- [DO THIS]: Below are some records; give them all again exactly, but not the pictures.

- [EXERCISE INPUTS]:
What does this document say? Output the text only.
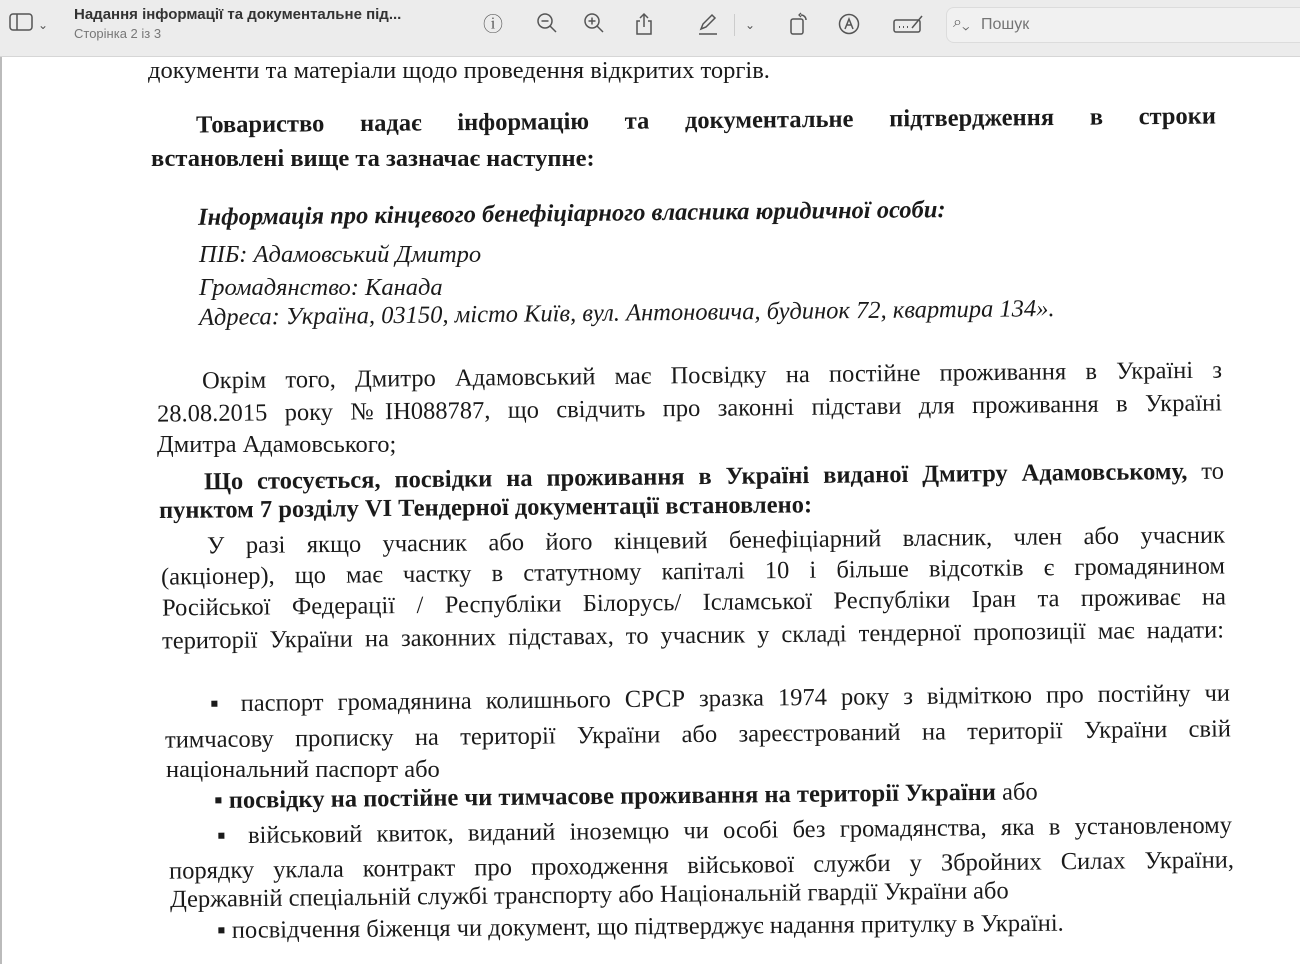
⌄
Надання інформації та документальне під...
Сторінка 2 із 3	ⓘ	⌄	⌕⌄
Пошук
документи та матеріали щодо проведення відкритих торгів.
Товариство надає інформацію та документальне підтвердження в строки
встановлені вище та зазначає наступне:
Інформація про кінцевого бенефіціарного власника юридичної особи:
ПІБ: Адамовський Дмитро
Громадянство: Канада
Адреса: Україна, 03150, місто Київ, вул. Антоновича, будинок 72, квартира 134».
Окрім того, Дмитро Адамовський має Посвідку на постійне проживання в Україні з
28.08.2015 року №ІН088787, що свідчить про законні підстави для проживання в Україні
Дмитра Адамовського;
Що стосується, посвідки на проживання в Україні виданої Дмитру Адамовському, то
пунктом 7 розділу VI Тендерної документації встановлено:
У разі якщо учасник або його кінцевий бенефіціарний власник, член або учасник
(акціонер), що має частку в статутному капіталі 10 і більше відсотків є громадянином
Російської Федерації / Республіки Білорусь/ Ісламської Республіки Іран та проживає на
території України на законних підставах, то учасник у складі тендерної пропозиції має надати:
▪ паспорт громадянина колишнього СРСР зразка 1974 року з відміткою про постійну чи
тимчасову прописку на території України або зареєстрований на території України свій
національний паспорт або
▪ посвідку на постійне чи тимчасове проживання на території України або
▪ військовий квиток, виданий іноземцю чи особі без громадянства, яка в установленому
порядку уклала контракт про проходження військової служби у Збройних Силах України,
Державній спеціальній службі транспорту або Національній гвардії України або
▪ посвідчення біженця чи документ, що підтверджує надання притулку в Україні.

- [EXERCISE RESPONSE]:
What does this document say? Output the text only.
⌄
Надання інформації та документальне під...
Сторінка 2 із 3	ⓘ	⌄	⌕⌄
Пошук
документи та матеріали щодо проведення відкритих торгів.
Товариство надає інформацію та документальне підтвердження в строки
встановлені вище та зазначає наступне:
Інформація про кінцевого бенефіціарного власника юридичної особи:
ПІБ: Адамовський Дмитро
Громадянство: Канада
Адреса: Україна, 03150, місто Київ, вул. Антоновича, будинок 72, квартира 134».
Окрім того, Дмитро Адамовський має Посвідку на постійне проживання в Україні з
28.08.2015 року №ІН088787, що свідчить про законні підстави для проживання в Україні
Дмитра Адамовського;
Що стосується, посвідки на проживання в Україні виданої Дмитру Адамовському, то
пунктом 7 розділу VI Тендерної документації встановлено:
У разі якщо учасник або його кінцевий бенефіціарний власник, член або учасник
(акціонер), що має частку в статутному капіталі 10 і більше відсотків є громадянином
Російської Федерації / Республіки Білорусь/ Ісламської Республіки Іран та проживає на
території України на законних підставах, то учасник у складі тендерної пропозиції має надати:
▪ паспорт громадянина колишнього СРСР зразка 1974 року з відміткою про постійну чи
тимчасову прописку на території України або зареєстрований на території України свій
національний паспорт або
▪ посвідку на постійне чи тимчасове проживання на території України або
▪ військовий квиток, виданий іноземцю чи особі без громадянства, яка в установленому
порядку уклала контракт про проходження військової служби у Збройних Силах України,
Державній спеціальній службі транспорту або Національній гвардії України або
▪ посвідчення біженця чи документ, що підтверджує надання притулку в Україні.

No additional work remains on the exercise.